> [Set problem]: Below are some entries. Copy each line that holds the string "Actividad".

___ Input for this task ___

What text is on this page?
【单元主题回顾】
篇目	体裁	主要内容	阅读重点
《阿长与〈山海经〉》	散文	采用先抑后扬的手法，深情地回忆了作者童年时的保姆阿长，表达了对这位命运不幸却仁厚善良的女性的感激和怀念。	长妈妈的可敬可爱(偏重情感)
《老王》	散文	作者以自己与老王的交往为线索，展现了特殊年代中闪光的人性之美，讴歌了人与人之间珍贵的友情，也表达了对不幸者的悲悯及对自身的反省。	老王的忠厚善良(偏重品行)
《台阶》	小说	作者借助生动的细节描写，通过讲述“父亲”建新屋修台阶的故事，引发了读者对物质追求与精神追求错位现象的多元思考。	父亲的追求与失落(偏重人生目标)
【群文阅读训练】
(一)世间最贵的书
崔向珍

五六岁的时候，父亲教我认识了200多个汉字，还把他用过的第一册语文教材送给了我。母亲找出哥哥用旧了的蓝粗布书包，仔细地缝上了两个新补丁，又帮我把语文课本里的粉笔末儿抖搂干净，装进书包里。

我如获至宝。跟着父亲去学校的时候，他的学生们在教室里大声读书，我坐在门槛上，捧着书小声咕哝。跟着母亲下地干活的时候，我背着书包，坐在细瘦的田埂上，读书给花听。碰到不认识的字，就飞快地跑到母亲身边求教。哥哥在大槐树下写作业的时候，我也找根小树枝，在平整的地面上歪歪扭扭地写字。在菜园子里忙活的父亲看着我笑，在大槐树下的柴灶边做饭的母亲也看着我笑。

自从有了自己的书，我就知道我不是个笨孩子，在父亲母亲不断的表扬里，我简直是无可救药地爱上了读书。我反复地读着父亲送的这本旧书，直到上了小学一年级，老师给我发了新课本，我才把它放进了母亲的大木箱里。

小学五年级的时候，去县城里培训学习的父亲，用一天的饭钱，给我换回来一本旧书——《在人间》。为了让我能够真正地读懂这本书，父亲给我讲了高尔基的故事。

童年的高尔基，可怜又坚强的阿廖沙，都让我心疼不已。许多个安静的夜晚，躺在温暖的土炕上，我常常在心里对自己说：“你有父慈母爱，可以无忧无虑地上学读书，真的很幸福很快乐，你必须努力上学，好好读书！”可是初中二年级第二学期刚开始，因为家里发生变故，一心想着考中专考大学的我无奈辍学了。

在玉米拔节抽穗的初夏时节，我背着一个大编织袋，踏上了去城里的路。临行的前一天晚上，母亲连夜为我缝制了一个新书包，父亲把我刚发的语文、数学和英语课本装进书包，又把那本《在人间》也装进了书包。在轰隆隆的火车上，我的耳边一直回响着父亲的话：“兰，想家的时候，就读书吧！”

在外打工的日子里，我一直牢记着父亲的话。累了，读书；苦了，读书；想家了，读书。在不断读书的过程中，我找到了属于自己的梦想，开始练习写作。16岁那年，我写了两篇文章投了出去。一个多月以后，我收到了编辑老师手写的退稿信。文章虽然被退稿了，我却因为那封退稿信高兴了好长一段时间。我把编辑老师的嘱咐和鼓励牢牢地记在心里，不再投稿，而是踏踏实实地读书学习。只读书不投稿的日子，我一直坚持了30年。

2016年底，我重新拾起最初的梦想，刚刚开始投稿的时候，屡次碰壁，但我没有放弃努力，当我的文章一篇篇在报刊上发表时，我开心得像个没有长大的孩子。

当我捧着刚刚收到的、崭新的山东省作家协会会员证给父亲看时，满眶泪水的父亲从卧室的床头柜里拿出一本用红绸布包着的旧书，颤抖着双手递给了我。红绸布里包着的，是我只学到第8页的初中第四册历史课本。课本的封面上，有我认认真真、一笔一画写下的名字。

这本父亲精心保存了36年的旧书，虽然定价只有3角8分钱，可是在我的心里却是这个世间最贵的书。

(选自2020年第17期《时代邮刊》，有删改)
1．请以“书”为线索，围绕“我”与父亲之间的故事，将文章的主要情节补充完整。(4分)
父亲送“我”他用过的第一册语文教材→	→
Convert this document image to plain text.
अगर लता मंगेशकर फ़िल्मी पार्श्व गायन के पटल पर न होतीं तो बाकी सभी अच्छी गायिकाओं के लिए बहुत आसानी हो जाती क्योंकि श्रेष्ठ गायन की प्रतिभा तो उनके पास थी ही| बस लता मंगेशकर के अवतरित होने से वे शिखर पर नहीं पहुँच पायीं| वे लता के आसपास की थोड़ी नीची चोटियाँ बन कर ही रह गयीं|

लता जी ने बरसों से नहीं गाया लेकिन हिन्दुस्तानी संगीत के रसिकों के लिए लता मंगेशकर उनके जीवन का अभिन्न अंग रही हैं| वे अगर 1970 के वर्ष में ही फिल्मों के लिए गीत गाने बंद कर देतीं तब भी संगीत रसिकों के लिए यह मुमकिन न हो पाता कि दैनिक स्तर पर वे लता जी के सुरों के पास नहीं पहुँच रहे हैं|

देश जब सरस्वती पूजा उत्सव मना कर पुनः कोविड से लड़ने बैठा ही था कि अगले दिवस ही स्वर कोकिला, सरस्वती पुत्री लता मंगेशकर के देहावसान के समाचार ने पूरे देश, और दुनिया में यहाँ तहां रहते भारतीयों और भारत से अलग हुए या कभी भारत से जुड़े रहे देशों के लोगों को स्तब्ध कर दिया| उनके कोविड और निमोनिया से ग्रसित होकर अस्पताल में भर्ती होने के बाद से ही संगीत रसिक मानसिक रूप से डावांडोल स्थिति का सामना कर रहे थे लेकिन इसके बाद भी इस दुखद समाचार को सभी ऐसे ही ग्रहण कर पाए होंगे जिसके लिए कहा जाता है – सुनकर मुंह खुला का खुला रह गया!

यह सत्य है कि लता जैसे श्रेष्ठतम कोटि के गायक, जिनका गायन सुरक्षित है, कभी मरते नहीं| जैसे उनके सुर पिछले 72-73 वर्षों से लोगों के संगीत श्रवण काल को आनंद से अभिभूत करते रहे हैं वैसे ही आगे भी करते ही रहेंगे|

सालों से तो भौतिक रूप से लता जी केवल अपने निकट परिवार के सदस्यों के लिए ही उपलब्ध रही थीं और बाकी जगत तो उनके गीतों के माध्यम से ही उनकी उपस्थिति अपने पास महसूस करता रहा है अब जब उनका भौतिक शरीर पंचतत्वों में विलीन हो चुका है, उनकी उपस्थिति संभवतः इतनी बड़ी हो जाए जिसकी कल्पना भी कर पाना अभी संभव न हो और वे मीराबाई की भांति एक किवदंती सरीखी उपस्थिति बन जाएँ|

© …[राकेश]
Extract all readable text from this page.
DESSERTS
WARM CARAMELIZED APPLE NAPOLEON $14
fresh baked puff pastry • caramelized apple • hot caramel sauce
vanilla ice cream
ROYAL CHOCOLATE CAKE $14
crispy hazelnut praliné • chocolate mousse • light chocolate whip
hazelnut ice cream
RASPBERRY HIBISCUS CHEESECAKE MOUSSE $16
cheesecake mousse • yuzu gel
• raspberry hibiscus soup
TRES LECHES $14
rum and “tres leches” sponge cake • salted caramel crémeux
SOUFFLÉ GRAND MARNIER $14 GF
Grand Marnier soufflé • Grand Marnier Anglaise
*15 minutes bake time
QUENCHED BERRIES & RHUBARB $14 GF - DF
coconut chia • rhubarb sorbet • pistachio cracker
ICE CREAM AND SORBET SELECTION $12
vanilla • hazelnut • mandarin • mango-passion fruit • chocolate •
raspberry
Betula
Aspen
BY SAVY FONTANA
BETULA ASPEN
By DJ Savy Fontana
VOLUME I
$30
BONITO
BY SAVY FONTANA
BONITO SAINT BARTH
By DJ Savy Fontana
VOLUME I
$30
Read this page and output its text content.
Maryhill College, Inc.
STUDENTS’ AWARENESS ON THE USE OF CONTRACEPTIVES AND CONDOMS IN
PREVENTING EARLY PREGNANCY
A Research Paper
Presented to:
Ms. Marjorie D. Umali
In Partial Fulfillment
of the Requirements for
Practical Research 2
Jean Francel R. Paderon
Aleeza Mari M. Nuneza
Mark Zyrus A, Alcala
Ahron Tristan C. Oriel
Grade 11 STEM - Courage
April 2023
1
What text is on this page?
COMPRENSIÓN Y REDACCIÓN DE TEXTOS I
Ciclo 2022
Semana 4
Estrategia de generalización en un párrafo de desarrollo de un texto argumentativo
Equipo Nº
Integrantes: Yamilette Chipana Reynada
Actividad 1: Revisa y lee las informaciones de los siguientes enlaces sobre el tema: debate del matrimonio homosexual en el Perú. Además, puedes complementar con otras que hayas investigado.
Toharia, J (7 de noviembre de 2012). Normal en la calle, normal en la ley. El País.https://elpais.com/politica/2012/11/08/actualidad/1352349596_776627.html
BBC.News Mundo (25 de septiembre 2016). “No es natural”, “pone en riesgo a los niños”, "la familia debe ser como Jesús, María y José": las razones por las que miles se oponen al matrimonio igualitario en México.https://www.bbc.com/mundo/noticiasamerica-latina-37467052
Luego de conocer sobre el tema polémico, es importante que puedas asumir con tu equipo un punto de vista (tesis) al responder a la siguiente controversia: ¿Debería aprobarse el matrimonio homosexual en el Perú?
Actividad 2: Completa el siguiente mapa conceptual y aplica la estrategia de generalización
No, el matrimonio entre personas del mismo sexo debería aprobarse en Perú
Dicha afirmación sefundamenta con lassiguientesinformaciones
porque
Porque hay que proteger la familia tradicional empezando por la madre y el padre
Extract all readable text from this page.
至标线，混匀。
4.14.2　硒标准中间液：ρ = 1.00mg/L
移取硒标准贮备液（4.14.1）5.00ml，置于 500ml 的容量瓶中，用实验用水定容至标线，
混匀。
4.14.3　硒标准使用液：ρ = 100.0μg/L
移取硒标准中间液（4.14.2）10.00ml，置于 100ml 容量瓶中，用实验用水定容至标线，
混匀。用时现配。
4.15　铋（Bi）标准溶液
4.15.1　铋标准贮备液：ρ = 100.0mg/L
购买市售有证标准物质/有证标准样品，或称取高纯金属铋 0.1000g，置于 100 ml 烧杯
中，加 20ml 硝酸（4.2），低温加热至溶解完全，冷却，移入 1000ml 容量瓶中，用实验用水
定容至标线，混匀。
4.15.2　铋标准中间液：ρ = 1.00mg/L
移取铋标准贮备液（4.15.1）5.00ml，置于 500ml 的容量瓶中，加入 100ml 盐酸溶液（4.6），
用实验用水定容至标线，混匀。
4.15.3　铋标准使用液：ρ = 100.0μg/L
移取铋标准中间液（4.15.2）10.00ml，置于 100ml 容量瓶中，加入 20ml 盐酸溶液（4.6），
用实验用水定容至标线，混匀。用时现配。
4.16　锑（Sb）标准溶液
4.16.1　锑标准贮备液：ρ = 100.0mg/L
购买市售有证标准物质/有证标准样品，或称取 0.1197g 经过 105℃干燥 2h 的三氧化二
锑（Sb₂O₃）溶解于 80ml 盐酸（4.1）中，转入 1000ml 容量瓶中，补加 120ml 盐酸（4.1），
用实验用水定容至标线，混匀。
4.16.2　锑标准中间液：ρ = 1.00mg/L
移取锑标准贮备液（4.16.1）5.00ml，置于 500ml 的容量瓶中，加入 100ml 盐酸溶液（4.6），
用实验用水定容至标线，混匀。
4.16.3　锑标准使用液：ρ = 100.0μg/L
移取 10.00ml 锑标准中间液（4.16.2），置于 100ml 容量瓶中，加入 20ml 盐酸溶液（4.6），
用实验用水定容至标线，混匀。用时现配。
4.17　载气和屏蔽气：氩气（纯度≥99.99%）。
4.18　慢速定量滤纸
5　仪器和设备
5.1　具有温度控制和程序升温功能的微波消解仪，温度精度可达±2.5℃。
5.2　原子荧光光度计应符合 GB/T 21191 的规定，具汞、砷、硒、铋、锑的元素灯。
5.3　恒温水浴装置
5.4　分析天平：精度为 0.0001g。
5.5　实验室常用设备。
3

___

> [Right answer]:
Actividad 1: Revisa y lee las informaciones de los siguientes enlaces sobre el tema: debate del matrimonio homosexual en el Perú. Además, puedes complementar con otras que hayas investigado.
Actividad 2: Completa el siguiente mapa conceptual y aplica la estrategia de generalización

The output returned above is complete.